Task to carry out: All entries must be extracted exactly, with nothing added or dropped.

[Stored data]
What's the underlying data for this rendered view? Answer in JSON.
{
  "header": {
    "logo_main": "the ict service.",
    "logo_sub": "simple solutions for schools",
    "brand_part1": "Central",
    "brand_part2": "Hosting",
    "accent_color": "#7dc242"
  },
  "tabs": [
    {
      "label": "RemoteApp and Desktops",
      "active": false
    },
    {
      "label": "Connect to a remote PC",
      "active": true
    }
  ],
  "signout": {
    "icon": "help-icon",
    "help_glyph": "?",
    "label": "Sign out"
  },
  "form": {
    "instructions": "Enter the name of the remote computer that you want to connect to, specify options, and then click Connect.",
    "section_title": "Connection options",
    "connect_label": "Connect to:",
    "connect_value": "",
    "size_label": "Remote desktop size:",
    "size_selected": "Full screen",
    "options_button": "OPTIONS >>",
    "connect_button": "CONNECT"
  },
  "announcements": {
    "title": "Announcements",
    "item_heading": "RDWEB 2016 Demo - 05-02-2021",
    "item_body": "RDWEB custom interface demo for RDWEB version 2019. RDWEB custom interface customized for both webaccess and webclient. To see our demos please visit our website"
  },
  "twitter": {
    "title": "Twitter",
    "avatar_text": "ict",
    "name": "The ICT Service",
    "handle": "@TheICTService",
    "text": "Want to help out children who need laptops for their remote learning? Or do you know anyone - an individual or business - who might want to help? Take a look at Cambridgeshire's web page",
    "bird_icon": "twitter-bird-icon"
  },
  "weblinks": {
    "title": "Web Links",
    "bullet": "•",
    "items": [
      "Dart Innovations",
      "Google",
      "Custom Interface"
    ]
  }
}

Written solution:
What's the underlying data for this rendered view? Answer in JSON.
{
  "header": {
    "logo_main": "the ict service.",
    "logo_sub": "simple solutions for schools",
    "brand_part1": "Central",
    "brand_part2": "Hosting",
    "accent_color": "#7dc242"
  },
  "tabs": [
    {
      "label": "RemoteApp and Desktops",
      "active": false
    },
    {
      "label": "Connect to a remote PC",
      "active": true
    }
  ],
  "signout": {
    "icon": "help-icon",
    "help_glyph": "?",
    "label": "Sign out"
  },
  "form": {
    "instructions": "Enter the name of the remote computer that you want to connect to, specify options, and then click Connect.",
    "section_title": "Connection options",
    "connect_label": "Connect to:",
    "connect_value": "",
    "size_label": "Remote desktop size:",
    "size_selected": "Full screen",
    "options_button": "OPTIONS >>",
    "connect_button": "CONNECT"
  },
  "announcements": {
    "title": "Announcements",
    "item_heading": "RDWEB 2016 Demo - 05-02-2021",
    "item_body": "RDWEB custom interface demo for RDWEB version 2019. RDWEB custom interface customized for both webaccess and webclient. To see our demos please visit our website"
  },
  "twitter": {
    "title": "Twitter",
    "avatar_text": "ict",
    "name": "The ICT Service",
    "handle": "@TheICTService",
    "text": "Want to help out children who need laptops for their remote learning? Or do you know anyone - an individual or business - who might want to help? Take a look at Cambridgeshire's web page",
    "bird_icon": "twitter-bird-icon"
  },
  "weblinks": {
    "title": "Web Links",
    "bullet": "•",
    "items": [
      "Dart Innovations",
      "Google",
      "Custom Interface"
    ]
  }
}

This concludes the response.